══ DATA SUPPLIED ══

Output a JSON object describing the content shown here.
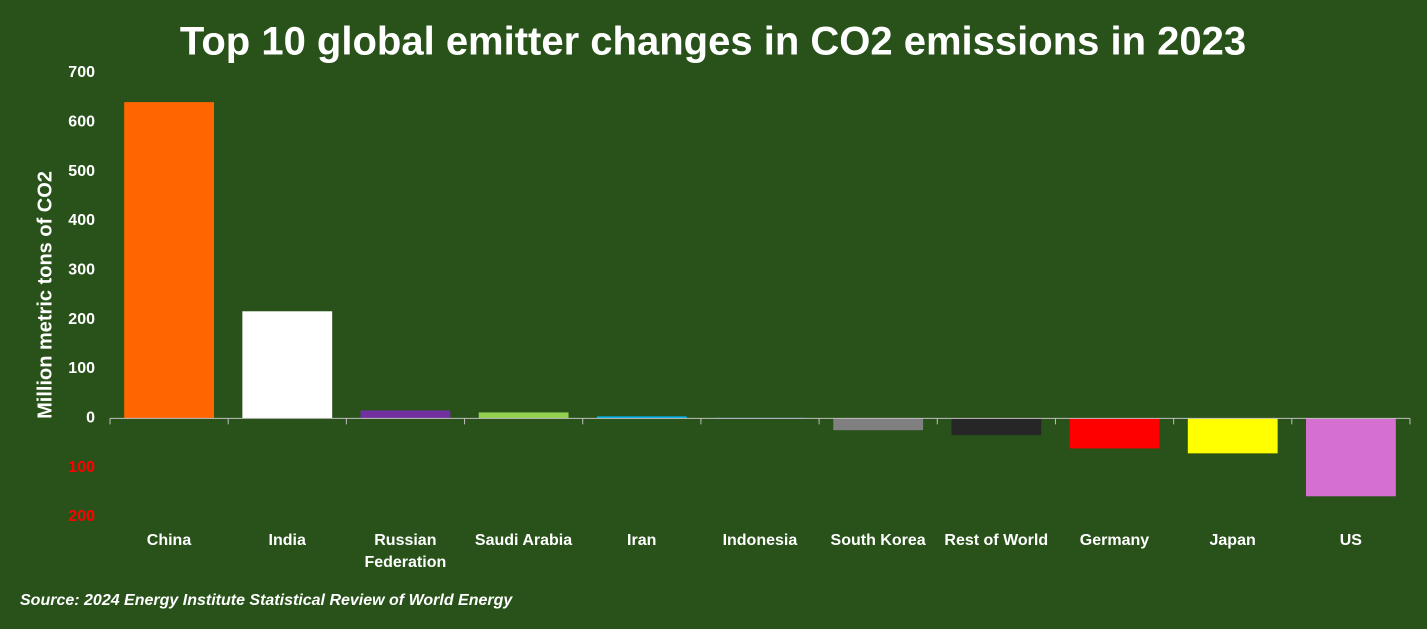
{
  "chart_data": {
    "type": "bar",
    "title": "Top 10 global emitter changes in CO2 emissions in 2023",
    "y_label": "Million metric tons of CO2",
    "source": "Source: 2024 Energy Institute Statistical Review of World Energy",
    "categories": [
      "China",
      "India",
      "Russian Federation",
      "Saudi Arabia",
      "Iran",
      "Indonesia",
      "South Korea",
      "Rest of World",
      "Germany",
      "Japan",
      "US"
    ],
    "values": [
      641,
      217,
      16,
      12,
      4,
      1,
      -24,
      -34,
      -61,
      -71,
      -158
    ],
    "colors": [
      "#ff6600",
      "#ffffff",
      "#7030a0",
      "#92d050",
      "#00b0f0",
      "#2e75b6",
      "#808080",
      "#262626",
      "#ff0000",
      "#ffff00",
      "#d670d0"
    ],
    "ylim": [
      -200,
      700
    ],
    "yticks": [
      {
        "value": -200,
        "label": "200"
      },
      {
        "value": -100,
        "label": "100"
      },
      0,
      100,
      200,
      300,
      400,
      500,
      600,
      700
    ],
    "grid": false
  }
}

═══

- _WRITTEN PROBLEM_:
From the records above, copy every line that holds the word "World".

- _EXERCISE RESULT_:
    "source": "Source: 2024 Energy Institute Statistical Review of World Energy",
      "Rest of World",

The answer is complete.